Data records
----

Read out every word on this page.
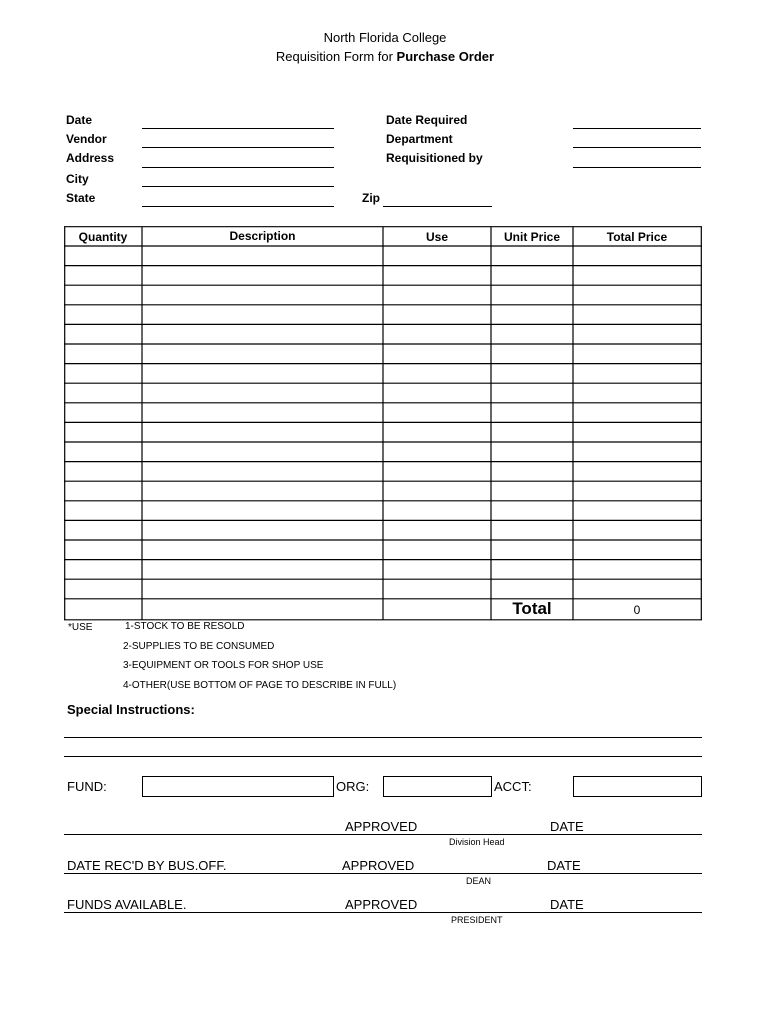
North Florida College
Requisition Form for Purchase Order
Date
Vendor
Address
City
State
Date Required
Department
Requisitioned by
Zip
Quantity	Description	Use	Unit Price	Total Price
Total	0
*USE	1-STOCK TO BE RESOLD
2-SUPPLIES TO BE CONSUMED
3-EQUIPMENT OR TOOLS FOR SHOP USE
4-OTHER(USE BOTTOM OF PAGE TO DESCRIBE IN FULL)
Special Instructions:
FUND:	ORG:	ACCT:
APPROVED	DATE
Division Head
DATE REC'D BY BUS.OFF.	APPROVED	DATE
DEAN
FUNDS AVAILABLE.	APPROVED	DATE
PRESIDENT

----

• **Task**:
In this exercise, set down all of the data exactly, without the pictures.

• **The result**:
Read out every word on this page.
North Florida College
Requisition Form for Purchase Order
Date
Vendor
Address
City
State
Date Required
Department
Requisitioned by
Zip
Quantity	Description	Use	Unit Price	Total Price
Total	0
*USE	1-STOCK TO BE RESOLD
2-SUPPLIES TO BE CONSUMED
3-EQUIPMENT OR TOOLS FOR SHOP USE
4-OTHER(USE BOTTOM OF PAGE TO DESCRIBE IN FULL)
Special Instructions:
FUND:	ORG:	ACCT:
APPROVED	DATE
Division Head
DATE REC'D BY BUS.OFF.	APPROVED	DATE
DEAN
FUNDS AVAILABLE.	APPROVED	DATE
PRESIDENT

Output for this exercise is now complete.